Sección del documento:
Y nadie te refuerza en la opinión contraria.
De hecho, a tus colegas varones parece ofenderles que estés profesionalmente a su misma altura y castigan tu osadía con pequeñas mezquindades. Le echan la culpa a tu feminidad de lo que parecen evidencias de mera fragilidad humana y achacan a tu mala salud, a tu pereza y a otras excusas tu baja productividad.
Si acaso no te encuentran físicamente repulsiva, entienden que tu permanente soltería es una ofensa a su hombría.
Si a los treinta sigues soltera, entonces no tienes derecho a estar guapa, a vestirte bien (así estés un poco rellenita o fina como un junco), ni a tener una piel bonita y una cara sonriente, porque las académicas solteronas están amargadas y frustradas y arrugadas por la falta de semen en su organismo (3)
Además, el bienestar evidente de una mujer como dios manda hay que saber reconocerlo por lo que es: el resultado del amor de un hombre y del éxito en su carrera, la de él. Pero lo que les descoloca por completo es de dónde sacas el valor tú, una simple mujer, para atrincherarte en un territorio de hombres.
Casada o soltera, no te quieren, punto. Y si pueden permitirse el lujo, no les importará lo más mínimo insul tarte de forma pública.
Ilustración (1971)
De un profesor ayudante a una sala de reuniones llena de gente, entre otros yo misma…
«…la verdad, estas brujas de profesoras que van de independientes… No tienen capacidad para el amor ni para el afecto. Sólo se acuerdan de que necesitan a los hombres cuando quieren bebés».
De todos modos, tu persistencia en permanecer en la academia siendo mujer es una pérdida de tiempo: del tuyo y del ajeno, porque la elocuencia y otras manifestaciones de inteligencia son masculinas.
Así que, incluso aquí, en el campus universitario, con sus venerables torres cubiertas de hiedra, nadie espera que una mujer sea excelente en otras áreas que no sean la cocina, la costura y otras tareas propias de su sexo y condición.
Ilustración (mayo de 1980)
Tras una mañana dura de clases y tutorías, me dirijo a la sala del profesorado para tomarme una cerveza. Un estudiante adulto del último curso se me echa encima, con los ojos brillantes y derrochando sonrisas.
Estudiante: «Oye, tú, dame un apretón de manos».
Y yo tomo su mano extendida, preguntándome entretanto el porqué.
Estudiante: «Todo el mundo anda diciendo que diste dos clases estupendas esta mañana».
Sonrío obviamente complacida.
Estudiante: «Bueno, ya sabes que nos encantan tus clases. ¡Por descontado! Pero hoy dicen que te superaste a ti misma. Dicen que tu inglés fue perfectamente masculino…» O sea, ¿que ahora hablo inglés como un hombre? Y me lo dicen como un cumplido. Tal cual.

Tarea solicitada: Continúa, por favor, el fragmento sobre las mujeres en la universidad a partir de su última frase. Los registros son material aparte del fragmento.

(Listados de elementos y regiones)
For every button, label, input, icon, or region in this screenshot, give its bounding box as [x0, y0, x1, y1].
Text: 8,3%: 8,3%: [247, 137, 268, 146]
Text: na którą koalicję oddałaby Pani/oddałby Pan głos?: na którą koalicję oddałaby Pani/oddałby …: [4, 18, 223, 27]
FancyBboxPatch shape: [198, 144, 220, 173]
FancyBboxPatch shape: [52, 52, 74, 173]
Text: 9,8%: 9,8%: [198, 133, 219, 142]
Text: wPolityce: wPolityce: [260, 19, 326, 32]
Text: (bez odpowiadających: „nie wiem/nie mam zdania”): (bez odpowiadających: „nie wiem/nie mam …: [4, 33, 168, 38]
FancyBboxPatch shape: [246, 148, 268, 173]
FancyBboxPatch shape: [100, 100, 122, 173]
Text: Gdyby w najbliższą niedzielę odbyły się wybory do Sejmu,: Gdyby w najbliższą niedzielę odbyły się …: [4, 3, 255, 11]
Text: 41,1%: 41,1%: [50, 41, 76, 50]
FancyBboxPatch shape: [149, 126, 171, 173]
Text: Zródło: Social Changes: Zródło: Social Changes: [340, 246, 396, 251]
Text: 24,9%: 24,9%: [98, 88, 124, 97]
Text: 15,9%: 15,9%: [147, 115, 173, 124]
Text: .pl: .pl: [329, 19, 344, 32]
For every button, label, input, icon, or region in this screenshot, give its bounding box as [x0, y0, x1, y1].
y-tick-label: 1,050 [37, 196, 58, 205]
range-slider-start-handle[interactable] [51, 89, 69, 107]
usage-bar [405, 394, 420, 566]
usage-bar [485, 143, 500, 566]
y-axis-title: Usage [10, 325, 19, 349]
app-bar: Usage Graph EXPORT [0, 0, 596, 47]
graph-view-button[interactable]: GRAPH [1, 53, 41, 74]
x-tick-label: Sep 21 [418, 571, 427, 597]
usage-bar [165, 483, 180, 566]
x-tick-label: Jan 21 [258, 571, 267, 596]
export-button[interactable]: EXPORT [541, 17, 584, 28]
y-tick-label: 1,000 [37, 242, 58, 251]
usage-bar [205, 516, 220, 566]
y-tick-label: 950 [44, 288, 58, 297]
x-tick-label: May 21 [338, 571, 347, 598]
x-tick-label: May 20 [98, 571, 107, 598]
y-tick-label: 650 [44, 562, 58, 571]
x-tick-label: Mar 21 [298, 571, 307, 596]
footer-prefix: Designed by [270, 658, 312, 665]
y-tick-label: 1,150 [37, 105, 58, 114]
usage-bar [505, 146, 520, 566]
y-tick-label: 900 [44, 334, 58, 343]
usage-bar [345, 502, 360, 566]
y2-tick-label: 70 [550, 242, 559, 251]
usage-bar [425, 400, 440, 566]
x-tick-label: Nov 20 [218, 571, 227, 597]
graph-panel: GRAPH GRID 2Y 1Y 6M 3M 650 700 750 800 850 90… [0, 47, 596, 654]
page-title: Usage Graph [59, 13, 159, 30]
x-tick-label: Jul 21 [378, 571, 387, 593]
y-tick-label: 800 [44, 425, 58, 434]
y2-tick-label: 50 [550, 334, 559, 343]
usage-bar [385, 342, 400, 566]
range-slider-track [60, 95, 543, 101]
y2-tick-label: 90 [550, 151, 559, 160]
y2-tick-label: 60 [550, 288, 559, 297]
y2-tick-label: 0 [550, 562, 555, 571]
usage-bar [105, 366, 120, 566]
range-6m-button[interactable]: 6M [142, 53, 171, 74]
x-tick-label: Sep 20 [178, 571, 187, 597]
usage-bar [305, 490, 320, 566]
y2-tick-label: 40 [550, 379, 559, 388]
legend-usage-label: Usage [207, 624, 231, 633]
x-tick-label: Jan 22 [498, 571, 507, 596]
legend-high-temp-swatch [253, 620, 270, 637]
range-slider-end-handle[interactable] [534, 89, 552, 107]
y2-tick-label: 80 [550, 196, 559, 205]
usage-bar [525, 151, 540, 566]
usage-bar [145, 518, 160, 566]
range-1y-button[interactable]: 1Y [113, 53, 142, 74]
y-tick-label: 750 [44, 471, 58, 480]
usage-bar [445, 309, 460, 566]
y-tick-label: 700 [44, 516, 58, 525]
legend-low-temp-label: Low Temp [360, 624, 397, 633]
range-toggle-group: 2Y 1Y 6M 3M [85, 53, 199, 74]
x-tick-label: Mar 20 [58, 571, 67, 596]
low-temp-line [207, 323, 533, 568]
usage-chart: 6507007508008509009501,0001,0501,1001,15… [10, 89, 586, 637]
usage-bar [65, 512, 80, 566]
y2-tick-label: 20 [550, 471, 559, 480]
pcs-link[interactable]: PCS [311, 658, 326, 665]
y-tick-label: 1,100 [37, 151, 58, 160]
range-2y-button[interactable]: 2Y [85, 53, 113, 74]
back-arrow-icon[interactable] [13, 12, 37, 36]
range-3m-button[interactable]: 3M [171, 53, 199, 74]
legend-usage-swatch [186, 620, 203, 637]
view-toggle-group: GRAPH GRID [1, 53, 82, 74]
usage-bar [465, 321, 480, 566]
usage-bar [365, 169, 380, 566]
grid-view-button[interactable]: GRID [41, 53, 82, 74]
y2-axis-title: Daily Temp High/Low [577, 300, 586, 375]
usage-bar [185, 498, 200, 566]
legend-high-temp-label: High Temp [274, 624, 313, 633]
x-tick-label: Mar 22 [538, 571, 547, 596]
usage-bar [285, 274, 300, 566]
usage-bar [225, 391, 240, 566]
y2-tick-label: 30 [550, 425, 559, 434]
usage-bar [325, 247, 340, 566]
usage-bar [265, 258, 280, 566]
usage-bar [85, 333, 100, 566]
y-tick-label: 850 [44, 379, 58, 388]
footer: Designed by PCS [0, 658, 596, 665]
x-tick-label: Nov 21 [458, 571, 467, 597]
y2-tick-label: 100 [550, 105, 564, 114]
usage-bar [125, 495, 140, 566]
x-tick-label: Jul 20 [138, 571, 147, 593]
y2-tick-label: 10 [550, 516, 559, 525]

Respuesta a la tarea:
Siempre me habían dicho que escribía como un hombre. Léase una caligrafía firme y legible.
Siempre me habían dicho que conducía como un hombre. Léase un estilo relajado de manejar el volante, reflejos casi perfectos y una predilección por la velocidad…
¿Y ahora hablo inglés como un hombre? Léase un manejo fluido del lenguaje, probablemente.
¿Así que la lista de áreas cubiertas por la incompetencia femenina se expande para incluir las aptitudes lingüísticas?
Y ya que estamos, añadamos la conciencia política, la sensibilidad hacia los temas sociales y la vulnerabilidad al dolor físico y mental.
Ilustración (31 de mayo de 1980)
En la conclusión de un seminario organizado por la junta de estudiantes.
El panel contaba con tres ponentes y un moderador, un ex-jefe de estado.
El tema es «La violencia. Su estructura y sus usos». Cuando todo el mundo había pronunciado su conferencia, el moderador invita a una estudiante a subir al estrado. En ese preciso instante me doy cuenta de que todos los ponentes han sido hombres. Y, por supuesto, siguiendo al pie de la letra los protocolos intelectuales burgueses, resulta adecuado que una jovencita adorne la ocasión agradeciendo su presencia a los conferenciantes.
Sin pararme a pensar, se lo comento a la persona sentada a mi lado, un profesor de universidad.
Colega: «Ya, ya, ahora que lo dices… Pero está bien, ¿no?».
Yo: «¿Ah, sí?».
Colega: «Claro… y además, ¿qué hay de malo en que los cuatro ponentes sean hombres?».
Yo: «Nada, si no fuera porque le piden precisamente a una chica que les dé las gracias».
Colega: «Hmm, ya te entiendo. Pero, hermana, ¿qué sabéis las mujeres de la violencia?». (Énfasis mío, A.A.A.)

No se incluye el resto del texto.